(Recorded data)

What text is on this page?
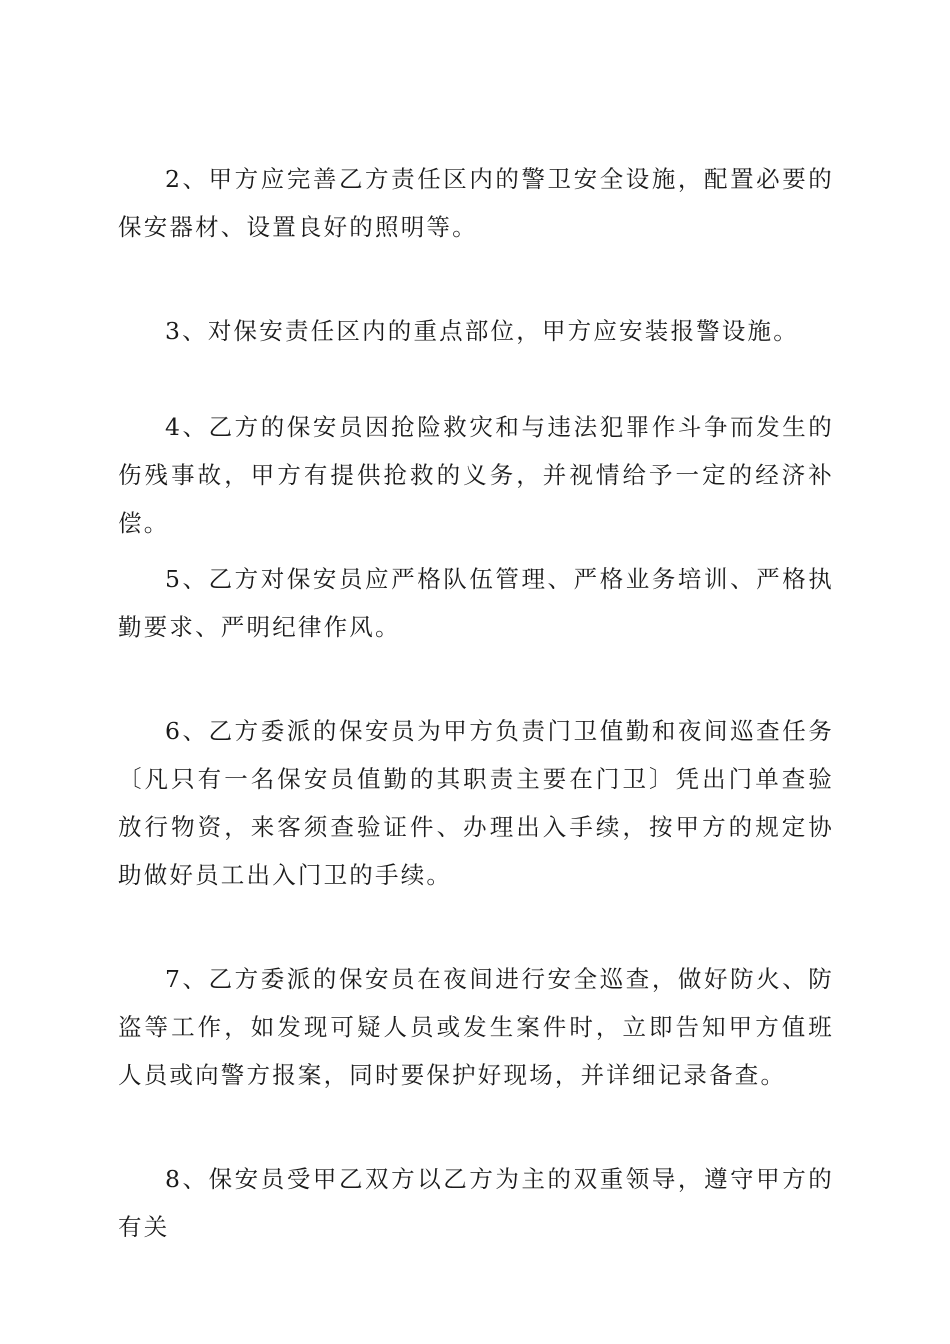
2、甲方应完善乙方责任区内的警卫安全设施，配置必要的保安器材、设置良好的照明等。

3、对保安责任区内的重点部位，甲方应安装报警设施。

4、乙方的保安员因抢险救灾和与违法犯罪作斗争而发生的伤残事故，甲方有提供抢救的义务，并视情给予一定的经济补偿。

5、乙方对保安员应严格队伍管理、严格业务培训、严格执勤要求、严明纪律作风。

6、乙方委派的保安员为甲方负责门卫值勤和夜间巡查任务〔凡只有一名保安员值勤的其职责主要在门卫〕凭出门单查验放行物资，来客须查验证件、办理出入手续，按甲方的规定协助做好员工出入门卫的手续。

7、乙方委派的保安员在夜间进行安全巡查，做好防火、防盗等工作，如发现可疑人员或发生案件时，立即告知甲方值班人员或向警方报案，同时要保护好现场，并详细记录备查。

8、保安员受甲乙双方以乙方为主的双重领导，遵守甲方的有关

→ WHAT THE TASK ASKS: Repeat the listing in full and exactly. Do not include any images.

→ RESPONSE TO THIS EXERCISE:
What text is on this page?
2、甲方应完善乙方责任区内的警卫安全设施，配置必要的保安器材、设置良好的照明等。

3、对保安责任区内的重点部位，甲方应安装报警设施。

4、乙方的保安员因抢险救灾和与违法犯罪作斗争而发生的伤残事故，甲方有提供抢救的义务，并视情给予一定的经济补偿。

5、乙方对保安员应严格队伍管理、严格业务培训、严格执勤要求、严明纪律作风。

6、乙方委派的保安员为甲方负责门卫值勤和夜间巡查任务〔凡只有一名保安员值勤的其职责主要在门卫〕凭出门单查验放行物资，来客须查验证件、办理出入手续，按甲方的规定协助做好员工出入门卫的手续。

7、乙方委派的保安员在夜间进行安全巡查，做好防火、防盗等工作，如发现可疑人员或发生案件时，立即告知甲方值班人员或向警方报案，同时要保护好现场，并详细记录备查。

8、保安员受甲乙双方以乙方为主的双重领导，遵守甲方的有关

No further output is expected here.